- **The task**
Reproduce verbatim the stretch of the material below from the line containing "extract all elements" through the line containing "dropdown-arrow-icon[interactable]: ▼ <box>4", both included, and output nothing else. Omit the pictures.

- **Data to process**
=====

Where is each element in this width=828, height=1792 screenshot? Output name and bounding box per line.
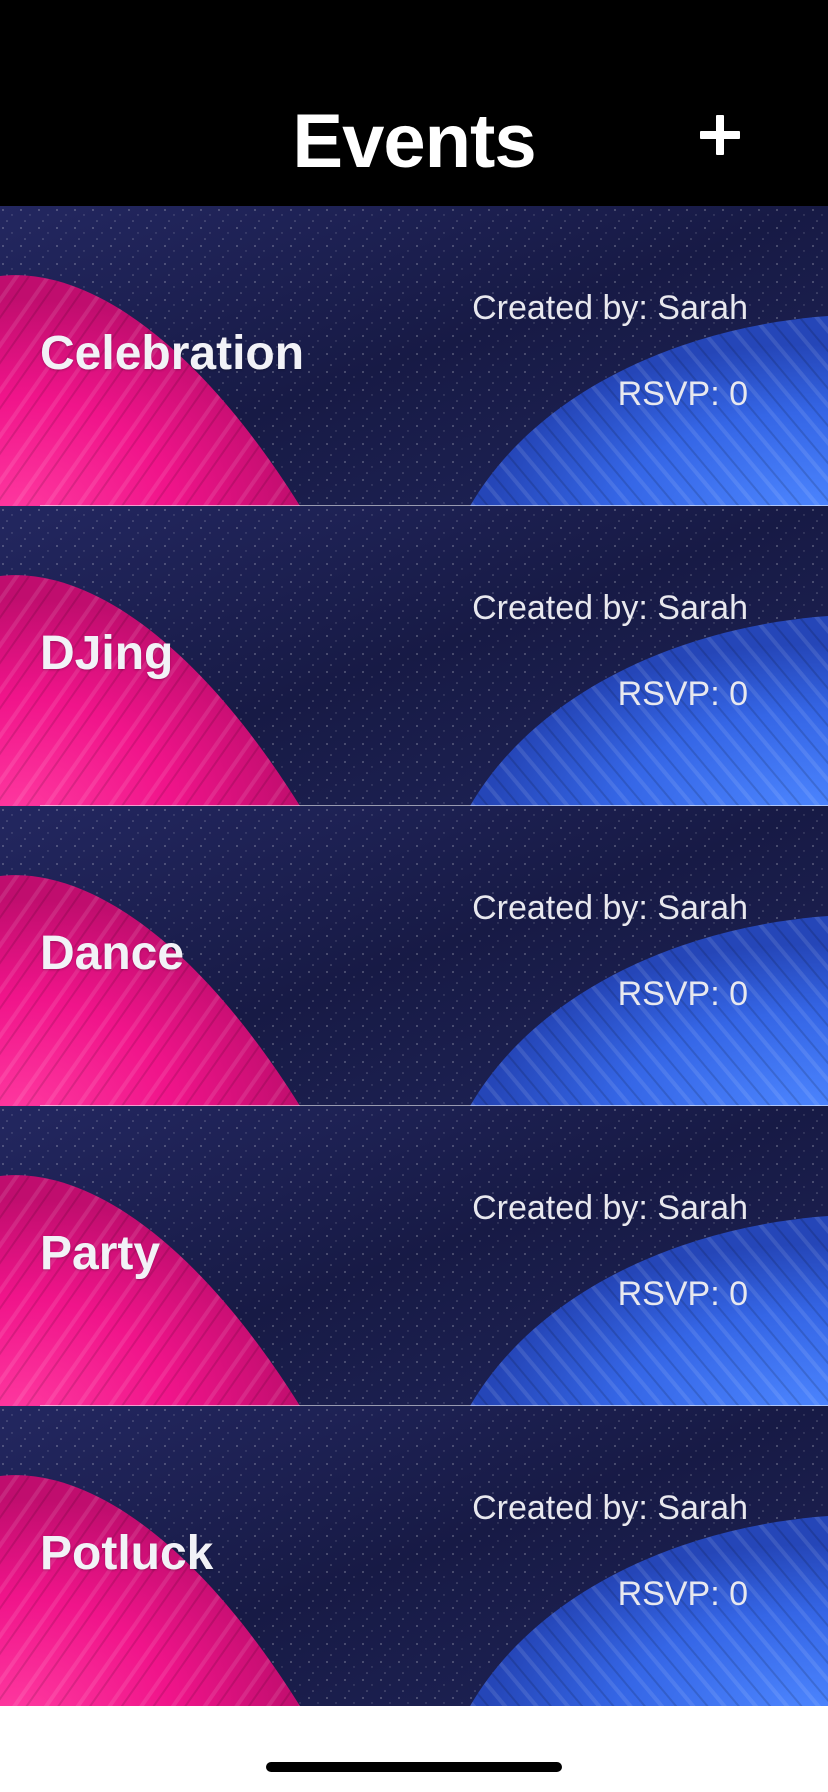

=====

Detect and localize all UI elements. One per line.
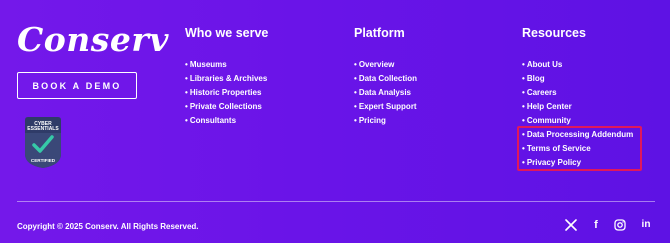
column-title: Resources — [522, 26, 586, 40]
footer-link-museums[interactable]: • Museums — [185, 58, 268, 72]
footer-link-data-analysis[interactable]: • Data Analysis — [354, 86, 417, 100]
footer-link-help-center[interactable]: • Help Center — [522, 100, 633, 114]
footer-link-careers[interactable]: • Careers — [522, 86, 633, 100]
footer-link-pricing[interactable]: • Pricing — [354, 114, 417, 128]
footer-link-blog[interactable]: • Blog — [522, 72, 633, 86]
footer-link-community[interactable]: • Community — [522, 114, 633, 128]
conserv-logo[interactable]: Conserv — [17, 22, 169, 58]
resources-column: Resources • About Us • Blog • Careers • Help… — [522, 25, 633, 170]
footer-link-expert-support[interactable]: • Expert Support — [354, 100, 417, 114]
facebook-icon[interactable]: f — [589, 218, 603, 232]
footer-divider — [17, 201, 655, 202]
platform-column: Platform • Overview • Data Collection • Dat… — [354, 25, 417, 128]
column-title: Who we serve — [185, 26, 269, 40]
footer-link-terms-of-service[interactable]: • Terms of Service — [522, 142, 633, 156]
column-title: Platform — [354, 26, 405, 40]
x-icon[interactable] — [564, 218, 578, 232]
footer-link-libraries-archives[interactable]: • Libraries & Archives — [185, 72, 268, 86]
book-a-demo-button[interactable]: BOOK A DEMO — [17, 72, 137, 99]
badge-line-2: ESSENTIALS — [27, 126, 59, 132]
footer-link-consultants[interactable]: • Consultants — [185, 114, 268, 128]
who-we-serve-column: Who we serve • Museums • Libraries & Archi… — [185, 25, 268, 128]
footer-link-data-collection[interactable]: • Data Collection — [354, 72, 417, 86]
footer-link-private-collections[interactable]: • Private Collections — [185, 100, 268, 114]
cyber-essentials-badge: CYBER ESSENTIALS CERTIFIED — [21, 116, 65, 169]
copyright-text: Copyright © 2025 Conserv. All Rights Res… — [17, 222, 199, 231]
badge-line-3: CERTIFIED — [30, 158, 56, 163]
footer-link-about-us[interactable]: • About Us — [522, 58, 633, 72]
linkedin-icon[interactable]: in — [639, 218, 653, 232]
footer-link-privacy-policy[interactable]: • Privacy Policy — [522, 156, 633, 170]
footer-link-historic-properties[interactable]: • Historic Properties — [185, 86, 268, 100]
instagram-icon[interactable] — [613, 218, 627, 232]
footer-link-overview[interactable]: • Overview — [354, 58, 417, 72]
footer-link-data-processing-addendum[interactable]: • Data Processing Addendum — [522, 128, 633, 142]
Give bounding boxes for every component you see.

=====

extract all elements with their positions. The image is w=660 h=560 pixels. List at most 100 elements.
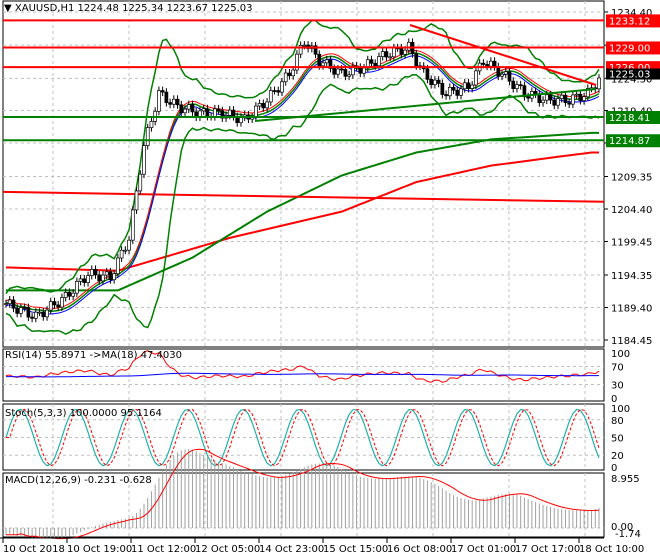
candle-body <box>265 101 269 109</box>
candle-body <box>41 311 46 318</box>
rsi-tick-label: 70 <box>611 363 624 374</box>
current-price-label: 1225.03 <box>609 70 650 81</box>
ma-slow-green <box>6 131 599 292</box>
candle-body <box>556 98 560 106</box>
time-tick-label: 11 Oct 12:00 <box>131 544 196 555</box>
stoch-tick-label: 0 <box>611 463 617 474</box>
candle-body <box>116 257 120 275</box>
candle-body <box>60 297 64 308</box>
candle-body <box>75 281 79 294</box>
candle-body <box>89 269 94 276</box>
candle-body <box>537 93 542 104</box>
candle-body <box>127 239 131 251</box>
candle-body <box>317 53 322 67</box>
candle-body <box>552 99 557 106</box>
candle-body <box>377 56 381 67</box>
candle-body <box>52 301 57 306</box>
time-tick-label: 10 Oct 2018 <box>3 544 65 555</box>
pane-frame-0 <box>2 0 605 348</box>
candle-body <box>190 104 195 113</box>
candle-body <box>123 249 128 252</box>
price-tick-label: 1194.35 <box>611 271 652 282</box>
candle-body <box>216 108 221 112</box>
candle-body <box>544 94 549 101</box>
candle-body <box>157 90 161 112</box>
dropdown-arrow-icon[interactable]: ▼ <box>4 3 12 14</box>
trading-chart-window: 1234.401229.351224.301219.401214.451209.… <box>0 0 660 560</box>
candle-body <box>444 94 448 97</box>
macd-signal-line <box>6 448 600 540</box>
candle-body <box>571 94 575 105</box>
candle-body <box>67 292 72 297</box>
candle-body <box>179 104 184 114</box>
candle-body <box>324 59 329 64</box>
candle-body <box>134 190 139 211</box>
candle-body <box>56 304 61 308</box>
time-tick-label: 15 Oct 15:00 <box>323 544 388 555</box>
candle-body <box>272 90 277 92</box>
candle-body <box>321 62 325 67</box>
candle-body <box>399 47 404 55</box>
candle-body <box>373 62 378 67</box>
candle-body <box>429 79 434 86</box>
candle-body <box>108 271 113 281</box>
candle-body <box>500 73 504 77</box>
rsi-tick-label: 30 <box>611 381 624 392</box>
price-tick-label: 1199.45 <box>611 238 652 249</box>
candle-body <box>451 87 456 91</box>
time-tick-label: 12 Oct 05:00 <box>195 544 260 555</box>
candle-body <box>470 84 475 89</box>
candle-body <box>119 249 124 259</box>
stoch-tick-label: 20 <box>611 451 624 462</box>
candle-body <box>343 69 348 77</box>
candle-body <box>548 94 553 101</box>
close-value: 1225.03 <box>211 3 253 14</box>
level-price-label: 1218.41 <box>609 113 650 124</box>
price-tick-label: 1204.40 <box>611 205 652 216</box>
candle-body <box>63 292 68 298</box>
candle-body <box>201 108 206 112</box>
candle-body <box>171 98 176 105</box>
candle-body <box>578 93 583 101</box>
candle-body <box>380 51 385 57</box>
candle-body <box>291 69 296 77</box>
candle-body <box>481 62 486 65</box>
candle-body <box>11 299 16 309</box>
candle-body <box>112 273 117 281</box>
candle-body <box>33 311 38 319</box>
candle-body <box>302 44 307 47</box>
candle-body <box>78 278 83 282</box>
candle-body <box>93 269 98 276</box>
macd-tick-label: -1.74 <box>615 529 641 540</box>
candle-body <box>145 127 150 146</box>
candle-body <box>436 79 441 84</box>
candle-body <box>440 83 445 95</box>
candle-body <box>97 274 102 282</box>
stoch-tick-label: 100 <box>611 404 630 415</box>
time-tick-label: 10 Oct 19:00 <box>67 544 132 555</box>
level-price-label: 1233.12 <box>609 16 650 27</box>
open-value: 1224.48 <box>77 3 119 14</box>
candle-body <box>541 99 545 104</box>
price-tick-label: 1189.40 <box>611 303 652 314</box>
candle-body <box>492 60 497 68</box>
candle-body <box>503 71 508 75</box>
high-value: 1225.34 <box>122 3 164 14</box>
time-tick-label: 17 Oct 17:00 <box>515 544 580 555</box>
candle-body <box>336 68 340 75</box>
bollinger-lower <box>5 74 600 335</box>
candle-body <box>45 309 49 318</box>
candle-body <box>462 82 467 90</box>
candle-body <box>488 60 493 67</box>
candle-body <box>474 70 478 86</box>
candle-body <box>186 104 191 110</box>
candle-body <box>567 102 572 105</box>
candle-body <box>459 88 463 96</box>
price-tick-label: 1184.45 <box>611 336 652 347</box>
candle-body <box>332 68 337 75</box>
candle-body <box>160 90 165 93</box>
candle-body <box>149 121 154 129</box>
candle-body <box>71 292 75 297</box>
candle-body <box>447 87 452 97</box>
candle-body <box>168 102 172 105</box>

=====

- **Completed exercise**
extract all elements with their positions. The image is w=660 h=560 pixels. List at most 100 elements.
candle-body <box>265 101 269 109</box>
candle-body <box>41 311 46 318</box>
rsi-tick-label: 70 <box>611 363 624 374</box>
current-price-label: 1225.03 <box>609 70 650 81</box>
ma-slow-green <box>6 131 599 292</box>
candle-body <box>556 98 560 106</box>
time-tick-label: 11 Oct 12:00 <box>131 544 196 555</box>
stoch-tick-label: 0 <box>611 463 617 474</box>
candle-body <box>116 257 120 275</box>
candle-body <box>60 297 64 308</box>
candle-body <box>75 281 79 294</box>
candle-body <box>89 269 94 276</box>
candle-body <box>537 93 542 104</box>
candle-body <box>127 239 131 251</box>
candle-body <box>317 53 322 67</box>
candle-body <box>552 99 557 106</box>
candle-body <box>377 56 381 67</box>
candle-body <box>52 301 57 306</box>
time-tick-label: 10 Oct 2018 <box>3 544 65 555</box>
pane-frame-0 <box>2 0 605 348</box>
candle-body <box>190 104 195 113</box>
candle-body <box>123 249 128 252</box>
price-tick-label: 1194.35 <box>611 271 652 282</box>
candle-body <box>216 108 221 112</box>
candle-body <box>544 94 549 101</box>
candle-body <box>157 90 161 112</box>
dropdown-arrow-icon[interactable]: ▼ <box>4 3 12 14</box>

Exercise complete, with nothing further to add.